Data records:

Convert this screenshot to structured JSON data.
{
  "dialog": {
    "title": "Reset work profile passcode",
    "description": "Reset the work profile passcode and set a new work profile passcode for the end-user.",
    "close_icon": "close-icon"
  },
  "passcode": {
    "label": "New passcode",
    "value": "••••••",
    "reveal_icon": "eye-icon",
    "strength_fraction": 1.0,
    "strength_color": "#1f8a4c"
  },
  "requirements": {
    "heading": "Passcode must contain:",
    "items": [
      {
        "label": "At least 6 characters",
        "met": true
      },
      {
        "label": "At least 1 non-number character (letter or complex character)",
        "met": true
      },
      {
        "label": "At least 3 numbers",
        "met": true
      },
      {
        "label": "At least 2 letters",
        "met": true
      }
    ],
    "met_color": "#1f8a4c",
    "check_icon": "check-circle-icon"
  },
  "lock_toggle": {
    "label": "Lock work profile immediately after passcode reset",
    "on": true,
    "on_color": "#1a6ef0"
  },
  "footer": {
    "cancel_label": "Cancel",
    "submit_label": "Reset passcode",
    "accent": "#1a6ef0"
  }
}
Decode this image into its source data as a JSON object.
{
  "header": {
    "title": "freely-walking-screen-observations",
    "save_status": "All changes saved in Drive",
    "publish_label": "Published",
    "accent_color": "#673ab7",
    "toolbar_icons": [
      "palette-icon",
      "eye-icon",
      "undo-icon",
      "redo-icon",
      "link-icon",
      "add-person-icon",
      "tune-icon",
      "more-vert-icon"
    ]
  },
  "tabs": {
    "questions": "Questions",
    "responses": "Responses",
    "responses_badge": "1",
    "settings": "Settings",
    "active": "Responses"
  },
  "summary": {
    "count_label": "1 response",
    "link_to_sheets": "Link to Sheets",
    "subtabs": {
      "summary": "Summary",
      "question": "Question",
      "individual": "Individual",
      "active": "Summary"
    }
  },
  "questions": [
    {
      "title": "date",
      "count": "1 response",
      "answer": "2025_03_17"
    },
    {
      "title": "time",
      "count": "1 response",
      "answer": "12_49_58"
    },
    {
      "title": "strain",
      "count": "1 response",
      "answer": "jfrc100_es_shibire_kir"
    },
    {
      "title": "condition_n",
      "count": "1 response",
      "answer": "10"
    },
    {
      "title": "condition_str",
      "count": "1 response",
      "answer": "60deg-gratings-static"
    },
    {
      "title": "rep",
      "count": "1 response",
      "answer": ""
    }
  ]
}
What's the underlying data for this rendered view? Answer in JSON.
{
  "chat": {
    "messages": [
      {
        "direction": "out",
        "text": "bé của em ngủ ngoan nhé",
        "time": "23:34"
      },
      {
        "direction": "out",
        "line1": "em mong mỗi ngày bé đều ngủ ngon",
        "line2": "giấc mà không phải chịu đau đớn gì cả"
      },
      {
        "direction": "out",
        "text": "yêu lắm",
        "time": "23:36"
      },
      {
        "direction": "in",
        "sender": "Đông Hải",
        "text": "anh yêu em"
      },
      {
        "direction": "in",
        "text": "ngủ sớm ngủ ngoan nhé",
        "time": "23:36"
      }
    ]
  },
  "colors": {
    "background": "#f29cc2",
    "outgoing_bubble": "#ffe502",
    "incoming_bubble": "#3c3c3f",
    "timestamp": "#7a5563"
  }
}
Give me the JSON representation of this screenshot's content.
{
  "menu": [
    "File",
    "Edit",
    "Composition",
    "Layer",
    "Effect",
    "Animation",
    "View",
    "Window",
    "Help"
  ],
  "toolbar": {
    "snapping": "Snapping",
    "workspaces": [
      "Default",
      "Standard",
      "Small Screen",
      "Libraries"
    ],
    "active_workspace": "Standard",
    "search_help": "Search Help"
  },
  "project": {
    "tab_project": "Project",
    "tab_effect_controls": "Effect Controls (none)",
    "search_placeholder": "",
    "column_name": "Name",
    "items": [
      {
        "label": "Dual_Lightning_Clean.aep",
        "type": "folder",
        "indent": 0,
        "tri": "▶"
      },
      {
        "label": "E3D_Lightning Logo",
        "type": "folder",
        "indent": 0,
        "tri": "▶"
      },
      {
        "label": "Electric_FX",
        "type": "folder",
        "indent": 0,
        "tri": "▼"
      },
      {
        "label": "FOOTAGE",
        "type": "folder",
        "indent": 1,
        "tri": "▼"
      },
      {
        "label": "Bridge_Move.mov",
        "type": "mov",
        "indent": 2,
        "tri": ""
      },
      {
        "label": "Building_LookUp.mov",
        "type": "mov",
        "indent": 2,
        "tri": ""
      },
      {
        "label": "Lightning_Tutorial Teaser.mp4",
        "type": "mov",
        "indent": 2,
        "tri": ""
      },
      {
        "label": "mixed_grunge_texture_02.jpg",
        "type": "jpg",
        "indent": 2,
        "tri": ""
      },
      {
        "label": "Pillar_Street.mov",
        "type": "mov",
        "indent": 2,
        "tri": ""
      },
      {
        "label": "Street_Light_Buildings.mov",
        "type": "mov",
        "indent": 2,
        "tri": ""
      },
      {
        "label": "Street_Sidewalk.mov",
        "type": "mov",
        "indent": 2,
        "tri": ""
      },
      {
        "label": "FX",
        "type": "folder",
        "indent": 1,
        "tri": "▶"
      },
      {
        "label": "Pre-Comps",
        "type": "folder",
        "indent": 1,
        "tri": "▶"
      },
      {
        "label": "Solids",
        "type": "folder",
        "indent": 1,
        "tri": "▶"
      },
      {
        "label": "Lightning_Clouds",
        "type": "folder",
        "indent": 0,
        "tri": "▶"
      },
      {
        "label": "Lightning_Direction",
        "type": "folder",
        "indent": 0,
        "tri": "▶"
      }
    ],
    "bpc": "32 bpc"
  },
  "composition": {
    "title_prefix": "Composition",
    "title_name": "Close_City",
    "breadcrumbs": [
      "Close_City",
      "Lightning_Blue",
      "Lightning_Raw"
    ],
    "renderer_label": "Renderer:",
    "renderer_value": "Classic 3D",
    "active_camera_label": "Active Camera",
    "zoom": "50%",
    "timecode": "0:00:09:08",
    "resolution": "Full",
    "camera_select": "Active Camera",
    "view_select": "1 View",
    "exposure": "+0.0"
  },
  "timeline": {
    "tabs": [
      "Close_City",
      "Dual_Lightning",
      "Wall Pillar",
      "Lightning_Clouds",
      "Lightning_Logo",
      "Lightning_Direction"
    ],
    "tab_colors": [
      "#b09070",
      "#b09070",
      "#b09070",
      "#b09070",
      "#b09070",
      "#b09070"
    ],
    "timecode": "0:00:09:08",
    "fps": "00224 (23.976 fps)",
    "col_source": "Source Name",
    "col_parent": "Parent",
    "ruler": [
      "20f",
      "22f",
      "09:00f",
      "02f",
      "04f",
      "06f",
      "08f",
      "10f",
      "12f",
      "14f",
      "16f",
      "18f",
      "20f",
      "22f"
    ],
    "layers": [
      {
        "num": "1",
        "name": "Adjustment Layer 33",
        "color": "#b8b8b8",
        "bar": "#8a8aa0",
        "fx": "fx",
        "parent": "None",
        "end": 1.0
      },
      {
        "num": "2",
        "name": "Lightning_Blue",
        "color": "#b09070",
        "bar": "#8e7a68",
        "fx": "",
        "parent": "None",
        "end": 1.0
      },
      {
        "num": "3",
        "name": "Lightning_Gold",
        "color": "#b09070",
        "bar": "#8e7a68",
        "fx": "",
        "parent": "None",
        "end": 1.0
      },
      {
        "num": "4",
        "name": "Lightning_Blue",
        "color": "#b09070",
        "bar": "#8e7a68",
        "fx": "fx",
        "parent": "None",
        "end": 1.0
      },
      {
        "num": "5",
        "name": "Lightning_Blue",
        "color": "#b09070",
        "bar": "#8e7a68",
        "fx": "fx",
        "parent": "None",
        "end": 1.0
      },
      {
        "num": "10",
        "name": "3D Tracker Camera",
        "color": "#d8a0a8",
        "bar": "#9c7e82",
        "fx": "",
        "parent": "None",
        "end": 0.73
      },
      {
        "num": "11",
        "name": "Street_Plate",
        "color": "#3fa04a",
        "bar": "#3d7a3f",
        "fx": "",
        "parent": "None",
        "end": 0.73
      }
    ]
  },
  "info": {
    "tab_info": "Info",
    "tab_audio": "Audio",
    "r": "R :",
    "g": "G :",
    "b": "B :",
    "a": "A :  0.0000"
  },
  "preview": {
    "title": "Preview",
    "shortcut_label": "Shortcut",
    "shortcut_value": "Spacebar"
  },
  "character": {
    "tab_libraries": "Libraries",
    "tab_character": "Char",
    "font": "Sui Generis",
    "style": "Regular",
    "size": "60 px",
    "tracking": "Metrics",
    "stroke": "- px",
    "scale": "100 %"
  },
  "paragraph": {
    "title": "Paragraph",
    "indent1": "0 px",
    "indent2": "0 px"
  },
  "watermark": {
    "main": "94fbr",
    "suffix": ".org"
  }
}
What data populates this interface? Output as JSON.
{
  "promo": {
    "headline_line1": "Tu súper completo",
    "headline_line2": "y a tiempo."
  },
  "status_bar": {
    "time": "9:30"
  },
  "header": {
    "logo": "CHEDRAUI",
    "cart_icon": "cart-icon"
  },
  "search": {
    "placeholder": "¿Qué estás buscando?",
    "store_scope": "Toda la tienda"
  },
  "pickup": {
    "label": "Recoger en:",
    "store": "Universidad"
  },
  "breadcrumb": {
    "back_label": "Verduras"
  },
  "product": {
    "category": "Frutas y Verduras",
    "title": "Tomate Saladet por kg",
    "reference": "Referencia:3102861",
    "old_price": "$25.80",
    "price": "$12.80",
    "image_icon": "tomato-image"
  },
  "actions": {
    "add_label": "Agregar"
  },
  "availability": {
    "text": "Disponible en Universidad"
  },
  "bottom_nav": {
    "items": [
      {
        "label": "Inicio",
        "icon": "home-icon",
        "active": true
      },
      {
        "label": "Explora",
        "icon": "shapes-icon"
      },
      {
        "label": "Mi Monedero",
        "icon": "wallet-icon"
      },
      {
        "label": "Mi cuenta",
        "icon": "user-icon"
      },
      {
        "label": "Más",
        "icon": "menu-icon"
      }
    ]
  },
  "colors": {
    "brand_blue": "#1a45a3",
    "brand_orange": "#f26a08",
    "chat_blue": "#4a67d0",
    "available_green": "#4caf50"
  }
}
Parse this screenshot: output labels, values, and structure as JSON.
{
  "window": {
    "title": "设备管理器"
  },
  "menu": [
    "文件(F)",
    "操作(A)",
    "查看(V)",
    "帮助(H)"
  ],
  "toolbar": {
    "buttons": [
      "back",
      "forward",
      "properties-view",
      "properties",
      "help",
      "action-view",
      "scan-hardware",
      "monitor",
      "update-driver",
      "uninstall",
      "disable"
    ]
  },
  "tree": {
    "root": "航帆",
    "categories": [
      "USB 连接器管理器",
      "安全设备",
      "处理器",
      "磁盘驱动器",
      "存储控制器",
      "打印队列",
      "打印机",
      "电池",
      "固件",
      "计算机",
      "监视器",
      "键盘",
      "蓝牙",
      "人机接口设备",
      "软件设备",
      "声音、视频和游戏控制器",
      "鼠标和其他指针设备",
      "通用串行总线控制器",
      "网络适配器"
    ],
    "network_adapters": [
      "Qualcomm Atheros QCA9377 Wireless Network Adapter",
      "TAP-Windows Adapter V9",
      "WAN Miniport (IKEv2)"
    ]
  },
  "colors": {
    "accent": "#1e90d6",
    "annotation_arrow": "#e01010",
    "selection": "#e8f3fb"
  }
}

Exercise instructions: Look through the entries and return every line where "Camera" appears.

Response below:
    "active_camera_label": "Active Camera",
    "camera_select": "Active Camera",
        "name": "3D Tracker Camera",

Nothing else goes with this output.